→ GOAL A
Answer these questions using the IRQ affinity discussion.
(i) Which field of struct irq_affinity specifies how many groups of vectors need to be spread across all the CPUs?
(ii) In the layout sketch, which range of vectors does pre_vectors cover?
(iii) What does the reply call "services" and whether they're high performance?

→ SELECTED PASSAGE
:::

How are the pre_vectors and post_vectors handled?  Do they get
assigned to random CPUs?  Current CPU?  Are their assignments tunable
from user space?

> +It may also be the case that a driver wants multiple sets of fully
> +affinitized vectors. For example, a single PCI function may provide
> +different high performance services that want full CPU affinity for each
> +service independent of other services. In this case, the driver may use
> +the struct irq_affinity's 'nr_sets' field to specify how many groups of
> +vectors need to be spread across all the CPUs, and fill in the 'sets'
> +array to say how many vectors the driver wants in each set.

I think the issue here is IRQ vectors, and "services" and whether
they're high performance are unnecessary concepts.

What does irq_affinity.sets point to?  I guess it's a table of
integers where the table size is the number of sets and each entry is
the number of vectors in the set?

So we'd have something like this:

  pre_vectors     # vectors [0..pre_vectors) (pre_vectors >= 0)
  set 0           # vectors [pre_vectors..pre_vectors+set0) (set0 >= 1)
  set 1           # vectors [pre_vectors+set0..pre_vectors+set0+set1) (set1 >= 1)

:::

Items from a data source
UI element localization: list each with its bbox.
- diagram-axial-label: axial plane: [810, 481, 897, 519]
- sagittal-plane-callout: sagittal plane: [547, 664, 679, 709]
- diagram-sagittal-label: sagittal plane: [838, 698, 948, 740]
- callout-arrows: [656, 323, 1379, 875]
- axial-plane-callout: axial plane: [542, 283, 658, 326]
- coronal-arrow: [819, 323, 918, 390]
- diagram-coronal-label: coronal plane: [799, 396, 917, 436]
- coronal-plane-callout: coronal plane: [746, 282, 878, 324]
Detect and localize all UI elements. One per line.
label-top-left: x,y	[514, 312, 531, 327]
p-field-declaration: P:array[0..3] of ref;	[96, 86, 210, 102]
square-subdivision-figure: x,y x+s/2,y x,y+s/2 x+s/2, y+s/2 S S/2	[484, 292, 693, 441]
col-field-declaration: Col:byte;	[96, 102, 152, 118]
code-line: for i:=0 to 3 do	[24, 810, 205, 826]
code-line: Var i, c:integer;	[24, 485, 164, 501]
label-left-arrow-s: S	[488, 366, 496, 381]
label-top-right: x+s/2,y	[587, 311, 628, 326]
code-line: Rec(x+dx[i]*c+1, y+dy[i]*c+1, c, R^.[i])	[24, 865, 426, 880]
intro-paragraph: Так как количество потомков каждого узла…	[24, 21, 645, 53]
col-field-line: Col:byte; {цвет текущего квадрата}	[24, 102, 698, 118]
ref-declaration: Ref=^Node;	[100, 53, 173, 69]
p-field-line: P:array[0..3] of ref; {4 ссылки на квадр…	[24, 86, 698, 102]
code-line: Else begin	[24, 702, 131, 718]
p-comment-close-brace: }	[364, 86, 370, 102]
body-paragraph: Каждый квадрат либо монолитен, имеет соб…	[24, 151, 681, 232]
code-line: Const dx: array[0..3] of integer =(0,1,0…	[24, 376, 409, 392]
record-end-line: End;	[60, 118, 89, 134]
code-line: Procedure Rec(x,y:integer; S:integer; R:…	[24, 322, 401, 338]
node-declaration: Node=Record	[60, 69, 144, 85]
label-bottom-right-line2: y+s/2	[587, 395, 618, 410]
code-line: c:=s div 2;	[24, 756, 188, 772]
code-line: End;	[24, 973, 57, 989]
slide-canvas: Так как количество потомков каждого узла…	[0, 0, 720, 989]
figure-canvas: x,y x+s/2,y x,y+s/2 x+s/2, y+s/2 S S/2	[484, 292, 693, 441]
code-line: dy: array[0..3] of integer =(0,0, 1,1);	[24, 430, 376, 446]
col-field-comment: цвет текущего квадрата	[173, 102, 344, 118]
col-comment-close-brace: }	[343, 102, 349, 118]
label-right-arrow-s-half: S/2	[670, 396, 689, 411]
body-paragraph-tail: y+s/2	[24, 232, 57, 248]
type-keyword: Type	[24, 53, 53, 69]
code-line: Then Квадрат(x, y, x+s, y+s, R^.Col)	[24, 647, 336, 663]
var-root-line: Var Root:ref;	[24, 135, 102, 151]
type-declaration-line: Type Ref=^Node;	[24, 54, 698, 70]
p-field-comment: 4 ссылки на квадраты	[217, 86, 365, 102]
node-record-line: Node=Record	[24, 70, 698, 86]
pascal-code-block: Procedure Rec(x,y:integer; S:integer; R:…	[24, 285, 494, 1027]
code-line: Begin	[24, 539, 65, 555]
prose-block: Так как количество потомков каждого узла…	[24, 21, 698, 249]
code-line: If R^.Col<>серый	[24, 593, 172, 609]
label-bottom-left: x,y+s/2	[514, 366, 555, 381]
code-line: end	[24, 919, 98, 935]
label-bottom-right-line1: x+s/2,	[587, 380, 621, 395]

:::

→ GOAL B
Write out everything in the entries from the start down to the line containing "312, 531, 327]" as a JSON list of strings, one string per line, with blank lines omitted.

→ WRITTEN REPLY A
(i) The 'nr_sets' field.
(ii) Vectors [0..pre_vectors).
(iii) Unnecessary concepts.

→ WRITTEN REPLY B
[
  "UI element localization: list each with its bbox.",
  "- diagram-axial-label: axial plane: [810, 481, 897, 519]",
  "- sagittal-plane-callout: sagittal plane: [547, 664, 679, 709]",
  "- diagram-sagittal-label: sagittal plane: [838, 698, 948, 740]",
  "- callout-arrows: [656, 323, 1379, 875]",
  "- axial-plane-callout: axial plane: [542, 283, 658, 326]",
  "- coronal-arrow: [819, 323, 918, 390]",
  "- diagram-coronal-label: coronal plane: [799, 396, 917, 436]",
  "- coronal-plane-callout: coronal plane: [746, 282, 878, 324]",
  "Detect and localize all UI elements. One per line.",
  "label-top-left: x,y\t[514, 312, 531, 327]"
]